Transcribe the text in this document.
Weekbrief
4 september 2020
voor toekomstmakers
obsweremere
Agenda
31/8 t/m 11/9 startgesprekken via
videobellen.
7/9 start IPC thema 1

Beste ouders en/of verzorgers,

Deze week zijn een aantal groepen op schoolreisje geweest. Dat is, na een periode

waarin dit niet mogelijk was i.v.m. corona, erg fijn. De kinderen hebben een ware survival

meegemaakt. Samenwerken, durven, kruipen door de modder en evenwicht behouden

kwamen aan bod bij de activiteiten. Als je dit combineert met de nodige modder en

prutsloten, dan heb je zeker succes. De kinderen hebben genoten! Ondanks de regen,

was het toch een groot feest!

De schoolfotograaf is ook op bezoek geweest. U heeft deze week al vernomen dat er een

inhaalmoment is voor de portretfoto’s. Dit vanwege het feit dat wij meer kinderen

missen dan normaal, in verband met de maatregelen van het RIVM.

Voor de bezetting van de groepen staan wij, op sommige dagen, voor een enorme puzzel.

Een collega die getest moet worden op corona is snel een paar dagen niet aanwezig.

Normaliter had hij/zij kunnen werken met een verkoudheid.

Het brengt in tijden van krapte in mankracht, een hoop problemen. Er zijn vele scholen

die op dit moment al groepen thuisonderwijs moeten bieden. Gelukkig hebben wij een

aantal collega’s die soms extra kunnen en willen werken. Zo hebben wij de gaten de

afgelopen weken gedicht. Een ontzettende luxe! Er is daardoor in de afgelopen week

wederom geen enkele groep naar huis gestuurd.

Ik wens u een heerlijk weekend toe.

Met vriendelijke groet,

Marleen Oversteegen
····················
▶ _What is being asked_:
Where a line contains "modder", copy that line.

▶ _Written response_:
meegemaakt. Samenwerken, durven, kruipen door de modder en evenwicht behouden
kwamen aan bod bij de activiteiten. Als je dit combineert met de nodige modder en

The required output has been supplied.